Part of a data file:
☆ ☆ ☆ ☆ ☆

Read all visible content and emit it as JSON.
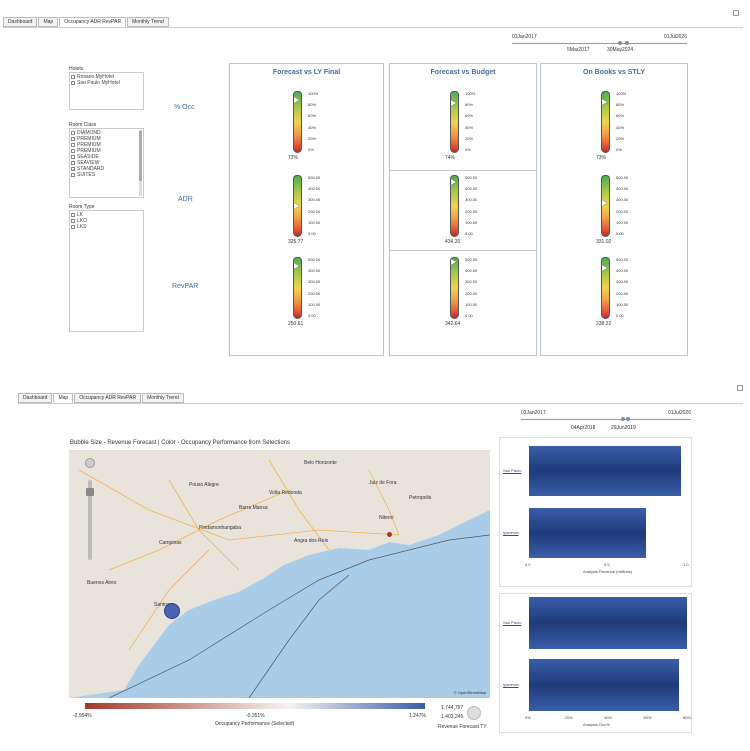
{
  "top": {
    "tabs": [
      "Dashboard",
      "Map",
      "Occupancy ADR RevPAR",
      "Monthly Trend"
    ],
    "active_tab": 2,
    "range_start": "03Jan2017",
    "range_end": "01Jul2026",
    "slider_left": "5Mar2017",
    "slider_right": "30May2024"
  },
  "filters": {
    "hotels_title": "Hotels",
    "hotels": [
      {
        "label": "Rosario MyHotel",
        "checked": false
      },
      {
        "label": "Sao Paulo MyHotel",
        "checked": false
      }
    ],
    "room_class_title": "Room Class",
    "room_classes": [
      {
        "label": "DIAMOND",
        "checked": false
      },
      {
        "label": "PREMIUM",
        "checked": false
      },
      {
        "label": "PREMIUM",
        "checked": false
      },
      {
        "label": "PREMIUM",
        "checked": false
      },
      {
        "label": "SEASIDE",
        "checked": false
      },
      {
        "label": "SEAVIEW",
        "checked": false
      },
      {
        "label": "STANDARD",
        "checked": true
      },
      {
        "label": "SUITES",
        "checked": false
      }
    ],
    "room_type_title": "Room Type",
    "room_types": [
      {
        "label": "LK",
        "checked": false
      },
      {
        "label": "LKO",
        "checked": false
      },
      {
        "label": "LKS",
        "checked": false
      }
    ]
  },
  "kpi": {
    "columns": [
      "Forecast vs LY Final",
      "Forecast vs Budget",
      "On Books vs STLY"
    ],
    "rows": [
      "% Occ",
      "ADR",
      "RevPAR"
    ],
    "occ_ticks": [
      "100%",
      "80%",
      "60%",
      "40%",
      "20%",
      "0%"
    ],
    "adr_ticks_1": [
      "500.00",
      "400.00",
      "300.00",
      "200.00",
      "100.00",
      "0.00"
    ],
    "adr_ticks_2": [
      "500.00",
      "400.00",
      "300.00",
      "200.00",
      "100.00",
      "0.00"
    ],
    "adr_ticks_3": [
      "500.00",
      "400.00",
      "300.00",
      "200.00",
      "100.00",
      "0.00"
    ],
    "rev_ticks_1": [
      "500.00",
      "400.00",
      "300.00",
      "200.00",
      "100.00",
      "0.00"
    ],
    "rev_ticks_2": [
      "500.00",
      "400.00",
      "300.00",
      "200.00",
      "100.00",
      "0.00"
    ],
    "rev_ticks_3": [
      "500.00",
      "400.00",
      "300.00",
      "200.00",
      "100.00",
      "0.00"
    ],
    "values": [
      [
        "72%",
        "74%",
        "73%"
      ],
      [
        "325.77",
        "434.20",
        "331.02"
      ],
      [
        "250.61",
        "342.64",
        "238.22"
      ]
    ],
    "levels": [
      [
        0.85,
        0.8,
        0.82
      ],
      [
        0.5,
        0.88,
        0.55
      ],
      [
        0.85,
        0.92,
        0.82
      ]
    ]
  },
  "bottom": {
    "tabs": [
      "Dashboard",
      "Map",
      "Occupancy ADR RevPAR",
      "Monthly Trend"
    ],
    "active_tab": 1,
    "range_start": "03Jan2017",
    "range_end": "01Jul2026",
    "slider_left": "04Apr2018",
    "slider_right": "29Jun2019",
    "map_title": "Bubble Size - Revenue Forecast | Color - Occupancy Performance from Selections",
    "map_cities": [
      "Belo Horizonte",
      "Pouso Alegre",
      "Rio de Janeiro",
      "Campinas",
      "Buenos Aires",
      "Santos",
      "Niteroi",
      "Angra dos Reis",
      "Pindamonhangaba",
      "Juiz de Fora",
      "Volta Redonda",
      "Petropolis",
      "Barra Mansa"
    ],
    "map_credit": "© OpenStreetMap",
    "legend_min": "-2.954%",
    "legend_mid": "-0.351%",
    "legend_max": "1.247%",
    "legend_label": "Occupancy Performance (Selected)",
    "size_max": "1,744,797",
    "size_min": "1,403,245",
    "size_label": "Revenue Forecast TY"
  },
  "chart_data": [
    {
      "type": "bar",
      "categories": [
        "Sao Paulo",
        "Ipanema"
      ],
      "values": [
        1.3,
        1.0
      ],
      "xlabel": "Analysis Revenue (millions)",
      "xticks": [
        "0.0",
        "0.5",
        "1.0"
      ]
    },
    {
      "type": "bar",
      "categories": [
        "Sao Paulo",
        "Ipanema"
      ],
      "values": [
        0.82,
        0.78
      ],
      "xlabel": "Analysis Occ%",
      "xticks": [
        "0%",
        "20%",
        "40%",
        "60%",
        "80%"
      ]
    }
  ],
  "colors": {
    "title_blue": "#3f6ea5",
    "bar_blue": "#1f3a7a",
    "legend_red": "#a33a2a",
    "legend_blue": "#3b5ba5"
  }
}
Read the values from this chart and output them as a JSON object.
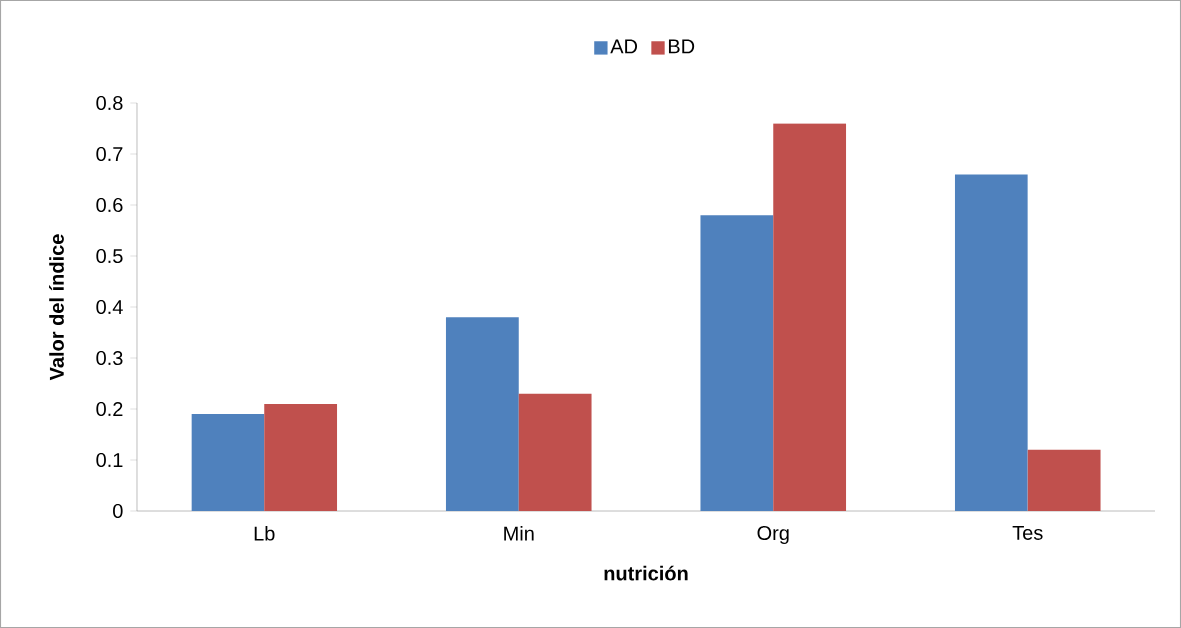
{
  "chart_data": {
    "type": "bar",
    "xlabel": "nutrición",
    "ylabel": "Valor del índice",
    "categories": [
      "Lb",
      "Min",
      "Org",
      "Tes"
    ],
    "series": [
      {
        "name": "AD",
        "color": "#4f81bd",
        "values": [
          0.19,
          0.38,
          0.58,
          0.66
        ]
      },
      {
        "name": "BD",
        "color": "#c0504d",
        "values": [
          0.21,
          0.23,
          0.76,
          0.12
        ]
      }
    ],
    "ylim": [
      0,
      0.8
    ],
    "yticks": [
      0,
      0.1,
      0.2,
      0.3,
      0.4,
      0.5,
      0.6,
      0.7,
      0.8
    ],
    "legend": "top"
  }
}
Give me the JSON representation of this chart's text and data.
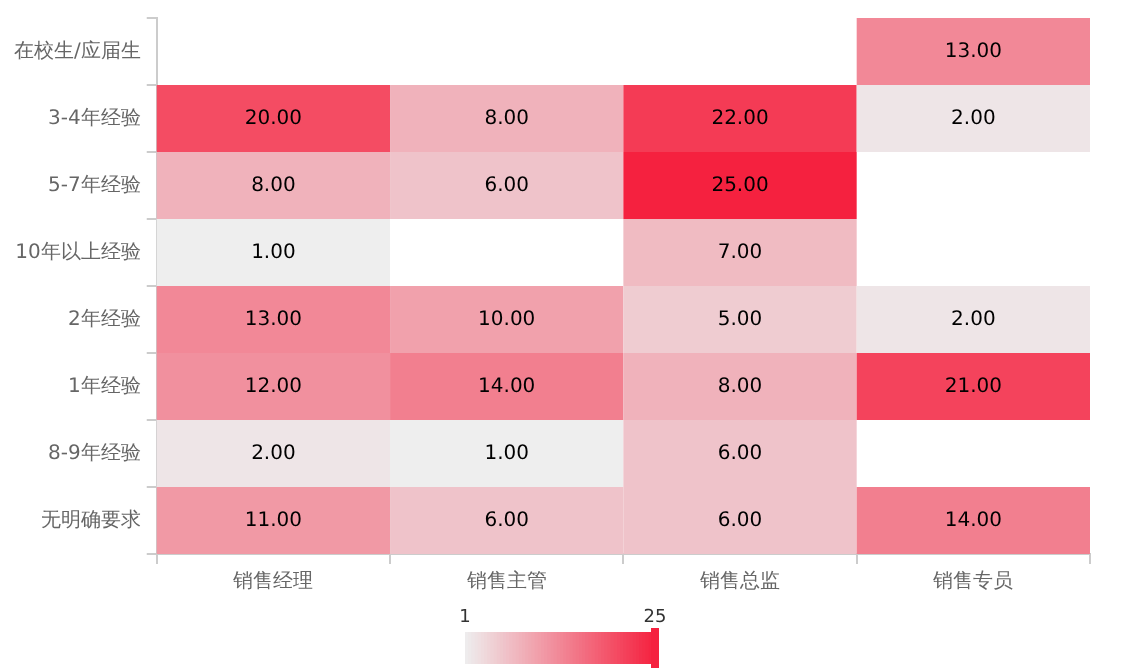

☆ ☆ ☆ ☆ ☆

WHAT IS NEEDED: Leaving all pictures aside, quote each record exactly.

ANSWER IN FULL:
Read all visible content and emit it as JSON.
{
  "top": {
    "tabs": [
      "Dashboard",
      "Map",
      "Occupancy ADR RevPAR",
      "Monthly Trend"
    ],
    "active_tab": 2,
    "range_start": "03Jan2017",
    "range_end": "01Jul2026",
    "slider_left": "5Mar2017",
    "slider_right": "30May2024"
  },
  "filters": {
    "hotels_title": "Hotels",
    "hotels": [
      {
        "label": "Rosario MyHotel",
        "checked": false
      },
      {
        "label": "Sao Paulo MyHotel",
        "checked": false
      }
    ],
    "room_class_title": "Room Class",
    "room_classes": [
      {
        "label": "DIAMOND",
        "checked": false
      },
      {
        "label": "PREMIUM",
        "checked": false
      },
      {
        "label": "PREMIUM",
        "checked": false
      },
      {
        "label": "PREMIUM",
        "checked": false
      },
      {
        "label": "SEASIDE",
        "checked": false
      },
      {
        "label": "SEAVIEW",
        "checked": false
      },
      {
        "label": "STANDARD",
        "checked": true
      },
      {
        "label": "SUITES",
        "checked": false
      }
    ],
    "room_type_title": "Room Type",
    "room_types": [
      {
        "label": "LK",
        "checked": false
      },
      {
        "label": "LKO",
        "checked": false
      },
      {
        "label": "LKS",
        "checked": false
      }
    ]
  },
  "kpi": {
    "columns": [
      "Forecast vs LY Final",
      "Forecast vs Budget",
      "On Books vs STLY"
    ],
    "rows": [
      "% Occ",
      "ADR",
      "RevPAR"
    ],
    "occ_ticks": [
      "100%",
      "80%",
      "60%",
      "40%",
      "20%",
      "0%"
    ],
    "adr_ticks_1": [
      "500.00",
      "400.00",
      "300.00",
      "200.00",
      "100.00",
      "0.00"
    ],
    "adr_ticks_2": [
      "500.00",
      "400.00",
      "300.00",
      "200.00",
      "100.00",
      "0.00"
    ],
    "adr_ticks_3": [
      "500.00",
      "400.00",
      "300.00",
      "200.00",
      "100.00",
      "0.00"
    ],
    "rev_ticks_1": [
      "500.00",
      "400.00",
      "300.00",
      "200.00",
      "100.00",
      "0.00"
    ],
    "rev_ticks_2": [
      "500.00",
      "400.00",
      "300.00",
      "200.00",
      "100.00",
      "0.00"
    ],
    "rev_ticks_3": [
      "500.00",
      "400.00",
      "300.00",
      "200.00",
      "100.00",
      "0.00"
    ],
    "values": [
      [
        "72%",
        "74%",
        "73%"
      ],
      [
        "325.77",
        "434.20",
        "331.02"
      ],
      [
        "250.61",
        "342.64",
        "238.22"
      ]
    ],
    "levels": [
      [
        0.85,
        0.8,
        0.82
      ],
      [
        0.5,
        0.88,
        0.55
      ],
      [
        0.85,
        0.92,
        0.82
      ]
    ]
  },
  "bottom": {
    "tabs": [
      "Dashboard",
      "Map",
      "Occupancy ADR RevPAR",
      "Monthly Trend"
    ],
    "active_tab": 1,
    "range_start": "03Jan2017",
    "range_end": "01Jul2026",
    "slider_left": "04Apr2018",
    "slider_right": "29Jun2019",
    "map_title": "Bubble Size - Revenue Forecast | Color - Occupancy Performance from Selections",
    "map_cities": [
      "Belo Horizonte",
      "Pouso Alegre",
      "Rio de Janeiro",
      "Campinas",
      "Buenos Aires",
      "Santos",
      "Niteroi",
      "Angra dos Reis",
      "Pindamonhangaba",
      "Juiz de Fora",
      "Volta Redonda",
      "Petropolis",
      "Barra Mansa"
    ],
    "map_credit": "© OpenStreetMap",
    "legend_min": "-2.954%",
    "legend_mid": "-0.351%",
    "legend_max": "1.247%",
    "legend_label": "Occupancy Performance (Selected)",
    "size_max": "1,744,797",
    "size_min": "1,403,245",
    "size_label": "Revenue Forecast TY"
  },
  "chart_data": [
    {
      "type": "bar",
      "categories": [
        "Sao Paulo",
        "Ipanema"
      ],
      "values": [
        1.3,
        1.0
      ],
      "xlabel": "Analysis Revenue (millions)",
      "xticks": [
        "0.0",
        "0.5",
        "1.0"
      ]
    },
    {
      "type": "bar",
      "categories": [
        "Sao Paulo",
        "Ipanema"
      ],
      "values": [
        0.82,
        0.78
      ],
      "xlabel": "Analysis Occ%",
      "xticks": [
        "0%",
        "20%",
        "40%",
        "60%",
        "80%"
      ]
    }
  ],
  "colors": {
    "title_blue": "#3f6ea5",
    "bar_blue": "#1f3a7a",
    "legend_red": "#a33a2a",
    "legend_blue": "#3b5ba5"
  }
}
Read the values from this chart and output them as a JSON object.
{
  "chart_data": {
    "type": "bar",
    "xlabel": "nutrición",
    "ylabel": "Valor del índice",
    "categories": [
      "Lb",
      "Min",
      "Org",
      "Tes"
    ],
    "series": [
      {
        "name": "AD",
        "color": "#4f81bd",
        "values": [
          0.19,
          0.38,
          0.58,
          0.66
        ]
      },
      {
        "name": "BD",
        "color": "#c0504d",
        "values": [
          0.21,
          0.23,
          0.76,
          0.12
        ]
      }
    ],
    "ylim": [
      0,
      0.8
    ],
    "yticks": [
      0,
      0.1,
      0.2,
      0.3,
      0.4,
      0.5,
      0.6,
      0.7,
      0.8
    ],
    "legend": "top"
  }
}
Give me the JSON representation of this chart's text and data.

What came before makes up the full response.